• **What you are asked to do**
Copy, from the entries below, each line in which the string "years" appears.

####################

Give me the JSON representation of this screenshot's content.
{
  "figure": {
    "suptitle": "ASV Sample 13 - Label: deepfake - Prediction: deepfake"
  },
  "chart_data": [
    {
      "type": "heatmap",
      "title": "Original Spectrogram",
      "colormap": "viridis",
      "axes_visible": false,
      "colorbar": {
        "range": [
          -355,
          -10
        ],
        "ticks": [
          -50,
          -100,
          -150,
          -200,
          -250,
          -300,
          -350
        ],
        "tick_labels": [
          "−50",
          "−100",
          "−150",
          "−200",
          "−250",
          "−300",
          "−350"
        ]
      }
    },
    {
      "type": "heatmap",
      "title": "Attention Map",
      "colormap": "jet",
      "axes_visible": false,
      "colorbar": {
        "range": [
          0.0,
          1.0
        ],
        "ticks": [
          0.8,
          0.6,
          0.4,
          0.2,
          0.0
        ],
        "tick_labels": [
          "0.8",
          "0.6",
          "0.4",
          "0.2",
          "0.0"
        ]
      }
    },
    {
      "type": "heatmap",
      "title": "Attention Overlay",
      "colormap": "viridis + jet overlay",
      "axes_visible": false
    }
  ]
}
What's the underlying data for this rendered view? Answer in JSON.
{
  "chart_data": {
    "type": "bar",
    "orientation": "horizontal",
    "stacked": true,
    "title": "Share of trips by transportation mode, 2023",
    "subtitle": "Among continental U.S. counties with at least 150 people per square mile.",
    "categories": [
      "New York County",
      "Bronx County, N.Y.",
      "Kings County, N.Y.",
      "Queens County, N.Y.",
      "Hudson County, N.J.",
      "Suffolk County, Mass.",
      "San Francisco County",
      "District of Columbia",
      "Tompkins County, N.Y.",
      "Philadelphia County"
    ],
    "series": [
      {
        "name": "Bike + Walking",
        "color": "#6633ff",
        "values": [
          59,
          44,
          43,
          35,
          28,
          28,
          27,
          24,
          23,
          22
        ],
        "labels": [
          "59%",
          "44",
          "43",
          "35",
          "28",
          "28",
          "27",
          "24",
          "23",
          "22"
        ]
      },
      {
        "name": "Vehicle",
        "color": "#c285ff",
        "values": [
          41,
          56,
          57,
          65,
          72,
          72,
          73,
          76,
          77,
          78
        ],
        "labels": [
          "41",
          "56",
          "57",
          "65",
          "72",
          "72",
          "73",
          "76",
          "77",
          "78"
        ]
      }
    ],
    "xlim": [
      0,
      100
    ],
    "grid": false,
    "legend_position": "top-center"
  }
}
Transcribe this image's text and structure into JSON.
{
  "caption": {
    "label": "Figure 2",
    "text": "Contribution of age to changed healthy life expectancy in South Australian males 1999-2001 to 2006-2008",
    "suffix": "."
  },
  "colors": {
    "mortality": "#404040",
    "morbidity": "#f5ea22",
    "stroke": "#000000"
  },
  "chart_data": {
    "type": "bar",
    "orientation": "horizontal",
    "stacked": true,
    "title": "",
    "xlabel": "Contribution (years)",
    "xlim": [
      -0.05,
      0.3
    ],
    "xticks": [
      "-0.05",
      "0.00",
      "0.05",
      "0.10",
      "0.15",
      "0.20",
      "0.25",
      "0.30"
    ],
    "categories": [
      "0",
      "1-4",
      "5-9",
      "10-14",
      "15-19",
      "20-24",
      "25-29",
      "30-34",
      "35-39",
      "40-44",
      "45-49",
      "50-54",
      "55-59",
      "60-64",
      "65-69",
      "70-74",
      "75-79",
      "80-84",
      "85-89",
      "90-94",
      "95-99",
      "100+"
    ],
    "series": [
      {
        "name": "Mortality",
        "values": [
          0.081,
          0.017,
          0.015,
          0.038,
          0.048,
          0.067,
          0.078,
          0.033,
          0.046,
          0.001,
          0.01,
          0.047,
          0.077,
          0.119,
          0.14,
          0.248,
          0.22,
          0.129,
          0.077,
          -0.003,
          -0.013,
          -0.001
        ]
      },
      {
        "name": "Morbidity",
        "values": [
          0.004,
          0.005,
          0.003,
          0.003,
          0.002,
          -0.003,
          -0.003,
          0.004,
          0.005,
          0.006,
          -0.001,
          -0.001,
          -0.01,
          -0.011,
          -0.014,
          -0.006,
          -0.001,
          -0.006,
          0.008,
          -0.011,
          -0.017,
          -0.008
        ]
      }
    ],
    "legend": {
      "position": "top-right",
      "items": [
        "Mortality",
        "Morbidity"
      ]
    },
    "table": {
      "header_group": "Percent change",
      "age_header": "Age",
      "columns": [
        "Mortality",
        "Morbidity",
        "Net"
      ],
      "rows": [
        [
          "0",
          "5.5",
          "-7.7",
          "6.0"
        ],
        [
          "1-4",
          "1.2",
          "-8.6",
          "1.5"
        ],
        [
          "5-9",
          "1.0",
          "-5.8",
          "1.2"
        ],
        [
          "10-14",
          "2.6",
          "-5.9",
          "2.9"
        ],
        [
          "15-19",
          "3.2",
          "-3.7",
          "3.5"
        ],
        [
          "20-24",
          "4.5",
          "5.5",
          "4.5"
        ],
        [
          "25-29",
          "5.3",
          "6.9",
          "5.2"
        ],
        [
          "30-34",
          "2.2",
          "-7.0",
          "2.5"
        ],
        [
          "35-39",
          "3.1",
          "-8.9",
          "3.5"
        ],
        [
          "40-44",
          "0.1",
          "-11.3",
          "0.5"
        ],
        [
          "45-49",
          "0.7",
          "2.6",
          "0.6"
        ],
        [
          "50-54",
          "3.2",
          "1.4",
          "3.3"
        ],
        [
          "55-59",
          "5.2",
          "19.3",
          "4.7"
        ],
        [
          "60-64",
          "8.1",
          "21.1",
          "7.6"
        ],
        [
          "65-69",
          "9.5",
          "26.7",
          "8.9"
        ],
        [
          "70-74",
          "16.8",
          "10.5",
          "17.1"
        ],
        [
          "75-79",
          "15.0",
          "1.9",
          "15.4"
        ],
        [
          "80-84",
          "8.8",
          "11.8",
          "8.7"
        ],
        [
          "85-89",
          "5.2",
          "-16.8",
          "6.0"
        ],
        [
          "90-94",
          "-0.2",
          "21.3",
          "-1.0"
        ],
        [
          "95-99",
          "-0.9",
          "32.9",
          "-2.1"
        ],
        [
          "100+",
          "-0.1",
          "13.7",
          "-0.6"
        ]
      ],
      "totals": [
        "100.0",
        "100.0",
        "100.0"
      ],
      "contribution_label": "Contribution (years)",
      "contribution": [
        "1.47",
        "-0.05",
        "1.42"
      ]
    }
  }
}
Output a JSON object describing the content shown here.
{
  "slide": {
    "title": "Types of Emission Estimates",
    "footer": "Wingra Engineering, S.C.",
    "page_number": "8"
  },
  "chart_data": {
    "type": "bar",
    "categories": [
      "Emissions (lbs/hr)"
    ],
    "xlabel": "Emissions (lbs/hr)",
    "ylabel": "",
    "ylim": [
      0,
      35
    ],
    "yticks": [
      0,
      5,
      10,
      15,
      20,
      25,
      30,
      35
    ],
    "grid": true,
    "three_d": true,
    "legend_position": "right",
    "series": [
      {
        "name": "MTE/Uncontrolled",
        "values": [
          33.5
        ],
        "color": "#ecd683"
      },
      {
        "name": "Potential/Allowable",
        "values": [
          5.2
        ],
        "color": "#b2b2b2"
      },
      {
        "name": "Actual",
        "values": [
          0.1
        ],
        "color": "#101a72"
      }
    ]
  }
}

####################

• **Exercise result**
    "xlabel": "Contribution (years)",
      "contribution_label": "Contribution (years)",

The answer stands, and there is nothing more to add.